►

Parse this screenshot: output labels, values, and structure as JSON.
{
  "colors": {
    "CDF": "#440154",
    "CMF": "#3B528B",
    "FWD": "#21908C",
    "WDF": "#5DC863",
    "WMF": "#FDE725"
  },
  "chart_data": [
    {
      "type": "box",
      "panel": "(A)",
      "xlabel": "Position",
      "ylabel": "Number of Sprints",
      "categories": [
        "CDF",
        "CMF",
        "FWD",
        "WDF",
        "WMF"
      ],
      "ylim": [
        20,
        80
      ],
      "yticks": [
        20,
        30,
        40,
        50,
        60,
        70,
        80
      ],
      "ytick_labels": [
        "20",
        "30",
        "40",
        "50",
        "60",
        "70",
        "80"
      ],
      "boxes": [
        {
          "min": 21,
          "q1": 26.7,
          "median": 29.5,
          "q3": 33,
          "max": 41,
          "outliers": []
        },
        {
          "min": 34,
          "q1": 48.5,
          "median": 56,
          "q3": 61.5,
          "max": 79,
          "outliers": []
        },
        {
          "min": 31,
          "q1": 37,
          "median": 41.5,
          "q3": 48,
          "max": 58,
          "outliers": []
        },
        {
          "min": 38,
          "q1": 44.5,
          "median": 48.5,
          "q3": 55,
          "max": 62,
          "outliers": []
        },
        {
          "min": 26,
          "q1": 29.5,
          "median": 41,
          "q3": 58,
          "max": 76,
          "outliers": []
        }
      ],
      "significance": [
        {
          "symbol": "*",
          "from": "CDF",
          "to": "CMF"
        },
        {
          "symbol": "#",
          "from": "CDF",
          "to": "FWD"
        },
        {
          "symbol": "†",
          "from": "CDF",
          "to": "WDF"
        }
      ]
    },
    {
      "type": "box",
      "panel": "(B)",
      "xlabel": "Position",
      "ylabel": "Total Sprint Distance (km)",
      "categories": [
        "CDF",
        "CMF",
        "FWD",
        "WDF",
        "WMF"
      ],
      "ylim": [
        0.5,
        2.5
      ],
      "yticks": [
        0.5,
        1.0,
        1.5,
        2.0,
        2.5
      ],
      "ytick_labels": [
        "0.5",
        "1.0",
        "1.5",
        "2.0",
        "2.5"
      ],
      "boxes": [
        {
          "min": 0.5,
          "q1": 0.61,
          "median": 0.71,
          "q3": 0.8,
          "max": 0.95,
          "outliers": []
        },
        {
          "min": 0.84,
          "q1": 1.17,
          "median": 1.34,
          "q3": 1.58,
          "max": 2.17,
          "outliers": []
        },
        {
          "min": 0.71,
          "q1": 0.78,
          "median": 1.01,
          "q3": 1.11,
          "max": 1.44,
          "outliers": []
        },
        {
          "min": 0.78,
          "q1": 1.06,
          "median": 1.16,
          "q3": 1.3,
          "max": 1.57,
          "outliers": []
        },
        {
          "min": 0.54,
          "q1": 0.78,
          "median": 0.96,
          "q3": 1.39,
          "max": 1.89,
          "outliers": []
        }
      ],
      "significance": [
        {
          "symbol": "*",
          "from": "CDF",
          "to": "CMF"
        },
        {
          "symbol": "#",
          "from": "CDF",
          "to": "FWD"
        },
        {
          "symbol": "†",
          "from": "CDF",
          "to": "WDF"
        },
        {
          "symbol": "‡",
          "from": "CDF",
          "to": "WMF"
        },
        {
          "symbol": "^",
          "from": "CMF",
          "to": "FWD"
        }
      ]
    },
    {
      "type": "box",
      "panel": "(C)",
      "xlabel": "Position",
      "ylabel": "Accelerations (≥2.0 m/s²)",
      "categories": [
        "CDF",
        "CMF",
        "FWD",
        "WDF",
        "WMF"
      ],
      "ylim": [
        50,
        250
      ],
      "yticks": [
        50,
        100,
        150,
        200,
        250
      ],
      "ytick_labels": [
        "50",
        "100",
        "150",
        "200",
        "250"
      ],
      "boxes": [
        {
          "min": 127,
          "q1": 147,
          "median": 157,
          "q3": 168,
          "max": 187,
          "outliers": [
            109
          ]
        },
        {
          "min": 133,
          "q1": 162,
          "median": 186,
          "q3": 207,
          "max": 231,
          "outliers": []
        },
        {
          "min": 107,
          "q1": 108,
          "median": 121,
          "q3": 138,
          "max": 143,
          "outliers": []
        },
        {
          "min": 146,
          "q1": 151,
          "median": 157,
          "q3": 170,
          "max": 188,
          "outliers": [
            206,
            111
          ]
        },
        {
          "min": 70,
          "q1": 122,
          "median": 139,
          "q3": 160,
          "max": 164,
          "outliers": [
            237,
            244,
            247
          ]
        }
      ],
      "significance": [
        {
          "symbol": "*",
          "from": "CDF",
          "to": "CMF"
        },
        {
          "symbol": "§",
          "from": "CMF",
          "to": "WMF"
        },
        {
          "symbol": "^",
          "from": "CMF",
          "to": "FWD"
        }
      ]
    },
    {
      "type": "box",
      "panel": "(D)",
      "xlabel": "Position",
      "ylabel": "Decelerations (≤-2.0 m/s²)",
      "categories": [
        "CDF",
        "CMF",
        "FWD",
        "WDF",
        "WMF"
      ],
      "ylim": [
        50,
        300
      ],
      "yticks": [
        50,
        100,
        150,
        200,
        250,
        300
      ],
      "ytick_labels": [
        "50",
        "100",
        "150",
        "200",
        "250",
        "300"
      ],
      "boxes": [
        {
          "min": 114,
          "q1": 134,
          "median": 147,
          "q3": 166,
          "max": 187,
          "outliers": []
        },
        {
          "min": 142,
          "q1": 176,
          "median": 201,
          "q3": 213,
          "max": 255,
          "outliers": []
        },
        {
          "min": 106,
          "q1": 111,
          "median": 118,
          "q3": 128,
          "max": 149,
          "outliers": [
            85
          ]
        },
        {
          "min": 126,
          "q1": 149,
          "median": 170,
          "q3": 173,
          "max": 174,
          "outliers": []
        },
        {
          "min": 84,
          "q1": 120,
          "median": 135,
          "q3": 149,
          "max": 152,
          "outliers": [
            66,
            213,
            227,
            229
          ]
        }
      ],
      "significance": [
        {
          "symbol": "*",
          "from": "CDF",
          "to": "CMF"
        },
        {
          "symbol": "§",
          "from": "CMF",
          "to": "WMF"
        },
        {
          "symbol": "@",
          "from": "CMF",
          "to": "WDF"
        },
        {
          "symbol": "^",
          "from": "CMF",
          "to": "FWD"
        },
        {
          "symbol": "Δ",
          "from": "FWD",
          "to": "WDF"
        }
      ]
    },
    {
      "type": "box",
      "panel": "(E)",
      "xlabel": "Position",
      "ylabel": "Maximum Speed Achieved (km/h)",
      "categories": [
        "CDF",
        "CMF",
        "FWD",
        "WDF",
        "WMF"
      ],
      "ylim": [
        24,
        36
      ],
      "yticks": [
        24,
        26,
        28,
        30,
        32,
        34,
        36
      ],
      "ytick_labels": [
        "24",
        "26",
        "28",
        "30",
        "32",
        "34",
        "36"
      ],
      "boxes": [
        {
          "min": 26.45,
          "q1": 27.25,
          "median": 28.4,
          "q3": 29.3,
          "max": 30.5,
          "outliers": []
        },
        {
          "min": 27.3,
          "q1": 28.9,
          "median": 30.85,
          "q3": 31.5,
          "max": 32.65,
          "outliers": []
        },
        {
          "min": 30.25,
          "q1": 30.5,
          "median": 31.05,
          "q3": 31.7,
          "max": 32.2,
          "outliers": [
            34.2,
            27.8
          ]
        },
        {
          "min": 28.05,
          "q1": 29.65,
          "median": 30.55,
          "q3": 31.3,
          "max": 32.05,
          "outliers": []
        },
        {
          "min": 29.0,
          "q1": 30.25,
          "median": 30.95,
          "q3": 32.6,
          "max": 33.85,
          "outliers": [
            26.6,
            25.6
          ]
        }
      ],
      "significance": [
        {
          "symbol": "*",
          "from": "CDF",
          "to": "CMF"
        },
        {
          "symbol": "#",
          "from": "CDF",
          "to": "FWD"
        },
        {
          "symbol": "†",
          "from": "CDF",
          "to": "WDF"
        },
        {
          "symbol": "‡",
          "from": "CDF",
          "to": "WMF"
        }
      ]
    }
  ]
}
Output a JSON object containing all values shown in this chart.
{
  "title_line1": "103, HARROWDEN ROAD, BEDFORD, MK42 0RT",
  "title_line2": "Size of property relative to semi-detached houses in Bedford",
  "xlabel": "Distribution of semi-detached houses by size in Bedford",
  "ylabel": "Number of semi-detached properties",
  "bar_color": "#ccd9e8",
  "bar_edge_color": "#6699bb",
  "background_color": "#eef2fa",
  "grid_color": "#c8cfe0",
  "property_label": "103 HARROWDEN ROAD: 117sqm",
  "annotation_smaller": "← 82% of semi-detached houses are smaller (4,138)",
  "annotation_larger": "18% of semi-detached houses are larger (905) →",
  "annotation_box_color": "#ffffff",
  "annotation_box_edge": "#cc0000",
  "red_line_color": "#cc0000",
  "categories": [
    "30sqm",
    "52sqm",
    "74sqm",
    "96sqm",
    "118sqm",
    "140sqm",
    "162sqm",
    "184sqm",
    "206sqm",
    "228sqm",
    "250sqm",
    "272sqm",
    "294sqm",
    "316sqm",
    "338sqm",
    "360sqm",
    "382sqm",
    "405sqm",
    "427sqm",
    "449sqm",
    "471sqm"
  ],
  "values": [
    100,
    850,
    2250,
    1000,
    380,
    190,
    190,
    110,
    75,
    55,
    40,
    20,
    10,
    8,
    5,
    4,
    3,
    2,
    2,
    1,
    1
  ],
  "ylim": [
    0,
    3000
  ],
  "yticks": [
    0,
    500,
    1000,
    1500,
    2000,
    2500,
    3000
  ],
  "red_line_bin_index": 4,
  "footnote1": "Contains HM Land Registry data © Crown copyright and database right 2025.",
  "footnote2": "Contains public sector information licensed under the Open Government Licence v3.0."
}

◄

• _What needs to be done_:
Lines containing the string "houses" are to be selected and copied.

• _Written solution_:
  "title_line2": "Size of property relative to semi-detached houses in Bedford",
  "xlabel": "Distribution of semi-detached houses by size in Bedford",
  "annotation_smaller": "← 82% of semi-detached houses are smaller (4,138)",
  "annotation_larger": "18% of semi-detached houses are larger (905) →",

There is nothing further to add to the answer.